Written request: Reproduce the entries below word for word, covering the stretch from the first one through the line containing "lap-axis: 1122334455667788991010111112121313141415… —".

Data supplied:
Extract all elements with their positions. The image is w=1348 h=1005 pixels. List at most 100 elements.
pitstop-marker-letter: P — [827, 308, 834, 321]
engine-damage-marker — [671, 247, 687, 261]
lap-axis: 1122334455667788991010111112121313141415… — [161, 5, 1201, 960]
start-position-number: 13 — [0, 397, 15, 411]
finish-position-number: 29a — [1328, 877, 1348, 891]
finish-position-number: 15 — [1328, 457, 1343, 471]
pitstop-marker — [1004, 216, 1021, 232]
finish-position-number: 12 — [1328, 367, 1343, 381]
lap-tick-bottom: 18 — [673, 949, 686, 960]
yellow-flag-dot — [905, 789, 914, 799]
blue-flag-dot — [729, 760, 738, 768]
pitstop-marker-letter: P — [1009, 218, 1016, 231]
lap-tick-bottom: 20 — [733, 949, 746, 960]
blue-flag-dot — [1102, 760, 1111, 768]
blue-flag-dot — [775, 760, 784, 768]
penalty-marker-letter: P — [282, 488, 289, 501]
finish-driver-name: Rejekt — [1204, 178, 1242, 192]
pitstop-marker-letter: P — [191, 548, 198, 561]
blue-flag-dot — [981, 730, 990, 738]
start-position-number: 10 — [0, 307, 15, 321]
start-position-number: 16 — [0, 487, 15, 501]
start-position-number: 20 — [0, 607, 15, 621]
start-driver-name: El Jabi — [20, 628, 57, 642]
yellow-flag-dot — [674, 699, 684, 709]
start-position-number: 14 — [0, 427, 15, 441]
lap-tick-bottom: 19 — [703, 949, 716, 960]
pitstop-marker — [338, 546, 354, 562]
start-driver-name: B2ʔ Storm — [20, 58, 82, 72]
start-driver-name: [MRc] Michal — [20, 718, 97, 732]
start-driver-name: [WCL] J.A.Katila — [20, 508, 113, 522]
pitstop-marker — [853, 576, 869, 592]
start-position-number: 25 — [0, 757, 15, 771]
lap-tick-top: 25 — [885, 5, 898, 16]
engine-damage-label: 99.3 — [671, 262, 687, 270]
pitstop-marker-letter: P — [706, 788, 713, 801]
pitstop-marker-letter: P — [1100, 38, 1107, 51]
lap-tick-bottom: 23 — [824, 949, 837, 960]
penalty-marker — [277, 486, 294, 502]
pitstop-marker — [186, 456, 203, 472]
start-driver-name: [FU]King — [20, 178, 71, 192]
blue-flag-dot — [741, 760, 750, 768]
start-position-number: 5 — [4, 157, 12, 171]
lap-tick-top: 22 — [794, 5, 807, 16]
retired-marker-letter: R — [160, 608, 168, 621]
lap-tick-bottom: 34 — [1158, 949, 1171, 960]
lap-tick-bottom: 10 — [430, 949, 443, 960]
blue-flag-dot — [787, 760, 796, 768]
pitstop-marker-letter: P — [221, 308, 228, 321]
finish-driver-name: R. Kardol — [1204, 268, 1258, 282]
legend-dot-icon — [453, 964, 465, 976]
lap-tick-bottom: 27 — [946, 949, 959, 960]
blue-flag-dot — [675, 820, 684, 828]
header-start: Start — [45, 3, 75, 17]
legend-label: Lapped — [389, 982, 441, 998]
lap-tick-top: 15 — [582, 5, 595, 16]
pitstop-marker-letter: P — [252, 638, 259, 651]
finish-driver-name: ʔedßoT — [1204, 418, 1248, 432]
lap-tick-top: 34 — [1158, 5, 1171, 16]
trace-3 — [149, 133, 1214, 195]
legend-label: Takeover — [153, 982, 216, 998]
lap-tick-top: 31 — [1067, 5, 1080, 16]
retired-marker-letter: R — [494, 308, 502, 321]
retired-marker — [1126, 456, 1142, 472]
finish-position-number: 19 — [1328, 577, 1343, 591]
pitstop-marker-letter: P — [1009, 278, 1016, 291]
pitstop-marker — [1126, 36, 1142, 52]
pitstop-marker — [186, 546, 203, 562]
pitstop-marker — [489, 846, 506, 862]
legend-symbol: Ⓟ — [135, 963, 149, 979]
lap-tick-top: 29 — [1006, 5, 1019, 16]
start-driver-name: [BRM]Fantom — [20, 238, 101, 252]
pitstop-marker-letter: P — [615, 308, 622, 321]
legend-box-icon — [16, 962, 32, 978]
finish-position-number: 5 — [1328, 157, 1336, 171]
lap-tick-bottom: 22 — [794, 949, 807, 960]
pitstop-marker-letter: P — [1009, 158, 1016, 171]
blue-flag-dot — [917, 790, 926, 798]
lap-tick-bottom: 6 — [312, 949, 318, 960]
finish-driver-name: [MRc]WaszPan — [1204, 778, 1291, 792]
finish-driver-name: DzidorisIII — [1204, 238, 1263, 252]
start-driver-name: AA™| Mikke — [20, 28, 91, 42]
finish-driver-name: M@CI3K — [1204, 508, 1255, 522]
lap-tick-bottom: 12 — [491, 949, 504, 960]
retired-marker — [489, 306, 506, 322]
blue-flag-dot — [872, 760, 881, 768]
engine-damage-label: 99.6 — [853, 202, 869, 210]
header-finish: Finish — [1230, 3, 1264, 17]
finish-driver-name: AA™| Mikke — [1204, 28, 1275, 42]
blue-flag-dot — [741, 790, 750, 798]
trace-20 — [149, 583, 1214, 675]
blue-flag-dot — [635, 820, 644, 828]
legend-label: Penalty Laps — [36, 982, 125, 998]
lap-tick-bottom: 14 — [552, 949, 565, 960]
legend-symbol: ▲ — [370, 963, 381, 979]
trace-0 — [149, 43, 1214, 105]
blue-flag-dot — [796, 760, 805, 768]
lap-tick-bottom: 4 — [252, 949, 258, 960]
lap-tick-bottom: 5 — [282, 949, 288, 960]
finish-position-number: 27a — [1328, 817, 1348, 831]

Exercise solution:
Extract all elements with their positions. The image is w=1348 h=1005 pixels. List at most 100 elements.
pitstop-marker-letter: P — [827, 308, 834, 321]
engine-damage-marker — [671, 247, 687, 261]
lap-axis: 1122334455667788991010111112121313141415… — [161, 5, 1201, 960]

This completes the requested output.